Aim. Looking at the data below, count the lines that contain the string "departure". Write only the total.
== Material for this exercise
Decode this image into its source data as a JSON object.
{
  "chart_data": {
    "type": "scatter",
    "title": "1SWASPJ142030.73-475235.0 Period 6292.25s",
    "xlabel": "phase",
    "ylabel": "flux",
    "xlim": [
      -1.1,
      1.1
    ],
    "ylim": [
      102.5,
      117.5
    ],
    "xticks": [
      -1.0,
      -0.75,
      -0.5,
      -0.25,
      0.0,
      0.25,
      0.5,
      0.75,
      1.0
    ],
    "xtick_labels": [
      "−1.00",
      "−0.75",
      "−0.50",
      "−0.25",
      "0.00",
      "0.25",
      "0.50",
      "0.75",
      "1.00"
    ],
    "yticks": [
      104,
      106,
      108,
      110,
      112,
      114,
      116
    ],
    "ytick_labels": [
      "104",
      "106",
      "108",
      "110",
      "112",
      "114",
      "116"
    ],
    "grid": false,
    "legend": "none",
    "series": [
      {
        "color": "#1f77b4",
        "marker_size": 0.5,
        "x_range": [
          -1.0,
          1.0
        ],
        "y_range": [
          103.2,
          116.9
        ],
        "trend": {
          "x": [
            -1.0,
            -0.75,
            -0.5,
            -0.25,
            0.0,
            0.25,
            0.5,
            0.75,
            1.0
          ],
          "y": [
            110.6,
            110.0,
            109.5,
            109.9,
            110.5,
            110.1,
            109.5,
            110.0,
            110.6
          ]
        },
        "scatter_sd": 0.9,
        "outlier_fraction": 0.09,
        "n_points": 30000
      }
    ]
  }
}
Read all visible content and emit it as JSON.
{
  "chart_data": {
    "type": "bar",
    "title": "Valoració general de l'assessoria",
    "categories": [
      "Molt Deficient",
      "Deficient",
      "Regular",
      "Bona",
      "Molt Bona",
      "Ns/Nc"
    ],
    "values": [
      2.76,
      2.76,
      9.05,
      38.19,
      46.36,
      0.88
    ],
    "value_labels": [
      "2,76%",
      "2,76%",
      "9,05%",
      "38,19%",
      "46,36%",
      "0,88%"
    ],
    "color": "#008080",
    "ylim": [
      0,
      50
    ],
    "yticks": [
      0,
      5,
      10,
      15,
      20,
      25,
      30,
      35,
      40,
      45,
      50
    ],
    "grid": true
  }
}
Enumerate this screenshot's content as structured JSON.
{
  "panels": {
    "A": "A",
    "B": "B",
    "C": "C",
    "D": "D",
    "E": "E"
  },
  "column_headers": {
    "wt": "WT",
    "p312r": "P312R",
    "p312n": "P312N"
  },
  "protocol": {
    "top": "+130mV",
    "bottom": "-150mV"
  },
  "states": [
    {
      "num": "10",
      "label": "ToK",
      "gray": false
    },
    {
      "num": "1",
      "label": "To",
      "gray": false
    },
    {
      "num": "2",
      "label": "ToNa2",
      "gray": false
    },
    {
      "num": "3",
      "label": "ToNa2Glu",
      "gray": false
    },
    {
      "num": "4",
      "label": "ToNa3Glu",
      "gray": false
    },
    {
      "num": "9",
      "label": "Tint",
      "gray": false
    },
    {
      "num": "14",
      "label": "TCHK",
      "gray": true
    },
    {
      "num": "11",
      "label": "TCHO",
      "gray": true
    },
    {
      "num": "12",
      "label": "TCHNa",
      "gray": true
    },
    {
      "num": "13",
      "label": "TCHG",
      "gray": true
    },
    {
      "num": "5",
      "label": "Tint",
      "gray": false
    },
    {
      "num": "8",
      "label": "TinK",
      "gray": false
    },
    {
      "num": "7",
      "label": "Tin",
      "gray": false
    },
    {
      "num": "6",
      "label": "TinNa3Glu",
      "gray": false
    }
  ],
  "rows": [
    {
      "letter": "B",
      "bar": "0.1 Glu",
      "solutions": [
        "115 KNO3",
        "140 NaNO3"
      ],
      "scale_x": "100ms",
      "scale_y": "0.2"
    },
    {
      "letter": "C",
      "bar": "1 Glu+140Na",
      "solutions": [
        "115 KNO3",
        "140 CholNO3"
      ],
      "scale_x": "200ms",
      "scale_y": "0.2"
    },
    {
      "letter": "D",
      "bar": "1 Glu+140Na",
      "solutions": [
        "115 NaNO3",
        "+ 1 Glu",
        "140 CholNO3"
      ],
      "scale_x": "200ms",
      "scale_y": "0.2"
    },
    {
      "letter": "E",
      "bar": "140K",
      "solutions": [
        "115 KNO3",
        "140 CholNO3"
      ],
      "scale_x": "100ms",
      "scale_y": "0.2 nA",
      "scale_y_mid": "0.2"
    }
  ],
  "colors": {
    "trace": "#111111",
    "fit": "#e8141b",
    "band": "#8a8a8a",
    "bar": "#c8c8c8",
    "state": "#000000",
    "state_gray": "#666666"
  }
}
====
== Material for this exercise
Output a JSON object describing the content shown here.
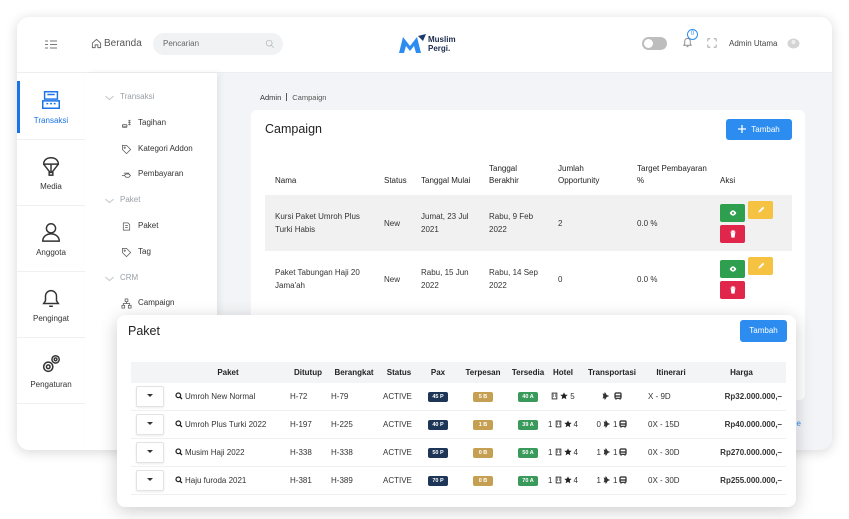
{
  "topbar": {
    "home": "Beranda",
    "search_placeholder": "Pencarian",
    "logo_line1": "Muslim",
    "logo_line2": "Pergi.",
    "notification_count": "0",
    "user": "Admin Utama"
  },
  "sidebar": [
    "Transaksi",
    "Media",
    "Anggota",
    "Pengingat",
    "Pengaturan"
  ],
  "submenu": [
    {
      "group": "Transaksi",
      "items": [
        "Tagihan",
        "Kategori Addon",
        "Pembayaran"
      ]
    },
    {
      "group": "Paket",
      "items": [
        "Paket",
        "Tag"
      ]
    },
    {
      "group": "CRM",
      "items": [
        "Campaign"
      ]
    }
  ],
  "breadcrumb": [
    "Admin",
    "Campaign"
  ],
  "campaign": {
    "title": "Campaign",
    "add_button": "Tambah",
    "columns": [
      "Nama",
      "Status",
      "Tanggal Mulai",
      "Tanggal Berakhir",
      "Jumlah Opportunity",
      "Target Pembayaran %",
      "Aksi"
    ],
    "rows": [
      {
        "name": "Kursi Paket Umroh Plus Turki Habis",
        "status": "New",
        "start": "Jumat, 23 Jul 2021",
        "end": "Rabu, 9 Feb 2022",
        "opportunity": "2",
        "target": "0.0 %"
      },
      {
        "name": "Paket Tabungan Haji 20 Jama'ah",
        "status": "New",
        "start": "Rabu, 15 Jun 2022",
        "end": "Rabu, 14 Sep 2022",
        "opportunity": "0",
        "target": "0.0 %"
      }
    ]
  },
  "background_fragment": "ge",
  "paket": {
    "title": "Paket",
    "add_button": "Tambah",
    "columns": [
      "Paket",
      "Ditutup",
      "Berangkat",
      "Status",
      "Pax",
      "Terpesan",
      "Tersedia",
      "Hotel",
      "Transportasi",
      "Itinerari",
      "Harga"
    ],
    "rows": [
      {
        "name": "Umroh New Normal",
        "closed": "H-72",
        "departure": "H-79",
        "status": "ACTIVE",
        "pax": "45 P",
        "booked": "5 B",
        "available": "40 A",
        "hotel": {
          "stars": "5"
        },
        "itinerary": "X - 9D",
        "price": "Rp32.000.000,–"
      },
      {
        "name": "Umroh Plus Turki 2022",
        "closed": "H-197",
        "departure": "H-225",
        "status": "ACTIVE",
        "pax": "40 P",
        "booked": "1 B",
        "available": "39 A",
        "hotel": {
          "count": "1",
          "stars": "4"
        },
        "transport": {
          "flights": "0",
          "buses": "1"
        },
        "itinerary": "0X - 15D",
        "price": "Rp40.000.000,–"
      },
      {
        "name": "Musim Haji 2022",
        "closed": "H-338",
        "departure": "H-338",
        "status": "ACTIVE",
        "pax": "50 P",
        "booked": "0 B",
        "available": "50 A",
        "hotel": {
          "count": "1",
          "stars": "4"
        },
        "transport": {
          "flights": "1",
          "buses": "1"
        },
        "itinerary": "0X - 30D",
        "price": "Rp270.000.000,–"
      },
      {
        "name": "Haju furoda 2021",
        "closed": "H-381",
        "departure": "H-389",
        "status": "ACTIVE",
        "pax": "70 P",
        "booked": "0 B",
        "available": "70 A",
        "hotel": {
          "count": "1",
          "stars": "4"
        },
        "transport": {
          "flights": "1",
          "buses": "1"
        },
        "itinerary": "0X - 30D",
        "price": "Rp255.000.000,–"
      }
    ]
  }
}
====
Output below. 4